**Problem:**
Gather every line of the entries that includes the word "العربية".

## BEGIN

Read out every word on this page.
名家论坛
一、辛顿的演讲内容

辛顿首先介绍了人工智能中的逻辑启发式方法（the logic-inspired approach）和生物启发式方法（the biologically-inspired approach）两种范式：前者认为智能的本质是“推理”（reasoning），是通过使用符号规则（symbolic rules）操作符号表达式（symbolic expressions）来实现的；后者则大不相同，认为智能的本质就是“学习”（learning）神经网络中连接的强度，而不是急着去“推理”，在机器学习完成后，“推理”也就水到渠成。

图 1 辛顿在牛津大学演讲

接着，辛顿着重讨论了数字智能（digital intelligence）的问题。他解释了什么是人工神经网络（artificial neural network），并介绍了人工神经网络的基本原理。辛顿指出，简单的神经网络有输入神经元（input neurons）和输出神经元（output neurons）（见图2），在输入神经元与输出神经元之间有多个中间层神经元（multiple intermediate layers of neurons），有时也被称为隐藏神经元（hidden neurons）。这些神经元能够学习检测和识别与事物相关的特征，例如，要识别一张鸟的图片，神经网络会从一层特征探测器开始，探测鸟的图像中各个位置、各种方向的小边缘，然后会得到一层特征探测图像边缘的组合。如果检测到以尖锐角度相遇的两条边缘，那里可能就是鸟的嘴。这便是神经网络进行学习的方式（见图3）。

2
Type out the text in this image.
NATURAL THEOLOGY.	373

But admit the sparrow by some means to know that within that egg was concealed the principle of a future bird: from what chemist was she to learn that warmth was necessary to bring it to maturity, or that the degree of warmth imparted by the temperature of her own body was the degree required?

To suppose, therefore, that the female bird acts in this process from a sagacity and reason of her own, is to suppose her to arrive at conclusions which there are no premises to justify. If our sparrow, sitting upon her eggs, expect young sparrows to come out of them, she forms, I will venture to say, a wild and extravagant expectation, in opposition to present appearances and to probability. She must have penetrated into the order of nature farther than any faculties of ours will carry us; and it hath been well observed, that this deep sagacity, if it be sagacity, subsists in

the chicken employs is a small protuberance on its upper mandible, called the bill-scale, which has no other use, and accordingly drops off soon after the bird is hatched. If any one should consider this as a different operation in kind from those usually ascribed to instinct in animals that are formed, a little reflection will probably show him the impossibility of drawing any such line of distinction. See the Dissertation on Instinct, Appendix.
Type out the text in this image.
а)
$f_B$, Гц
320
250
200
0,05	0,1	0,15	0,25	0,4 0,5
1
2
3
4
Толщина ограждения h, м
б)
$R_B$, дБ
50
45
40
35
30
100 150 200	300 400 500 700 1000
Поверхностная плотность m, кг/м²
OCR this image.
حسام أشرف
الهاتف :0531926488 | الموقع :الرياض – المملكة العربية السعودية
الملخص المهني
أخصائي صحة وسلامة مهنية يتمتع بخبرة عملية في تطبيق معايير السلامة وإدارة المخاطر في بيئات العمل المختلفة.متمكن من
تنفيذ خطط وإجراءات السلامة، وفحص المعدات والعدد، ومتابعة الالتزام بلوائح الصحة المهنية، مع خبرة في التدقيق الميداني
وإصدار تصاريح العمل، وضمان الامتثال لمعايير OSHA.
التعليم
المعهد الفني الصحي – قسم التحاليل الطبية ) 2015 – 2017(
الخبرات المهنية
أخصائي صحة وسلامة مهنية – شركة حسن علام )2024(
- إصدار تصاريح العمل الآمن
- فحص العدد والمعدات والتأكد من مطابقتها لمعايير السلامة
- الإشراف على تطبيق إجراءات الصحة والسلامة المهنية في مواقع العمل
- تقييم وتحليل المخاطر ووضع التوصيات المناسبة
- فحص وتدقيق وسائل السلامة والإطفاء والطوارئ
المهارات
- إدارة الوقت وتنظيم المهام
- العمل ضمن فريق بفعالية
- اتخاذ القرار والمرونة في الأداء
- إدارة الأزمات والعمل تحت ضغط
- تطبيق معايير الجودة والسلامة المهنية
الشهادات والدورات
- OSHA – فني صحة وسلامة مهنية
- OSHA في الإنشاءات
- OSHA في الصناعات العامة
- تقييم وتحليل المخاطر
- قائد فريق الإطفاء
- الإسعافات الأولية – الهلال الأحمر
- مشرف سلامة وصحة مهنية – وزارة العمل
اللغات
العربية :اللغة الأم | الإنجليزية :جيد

## END

**Final result:**
الهاتف :0531926488 | الموقع :الرياض – المملكة العربية السعودية
العربية :اللغة الأم | الإنجليزية :جيد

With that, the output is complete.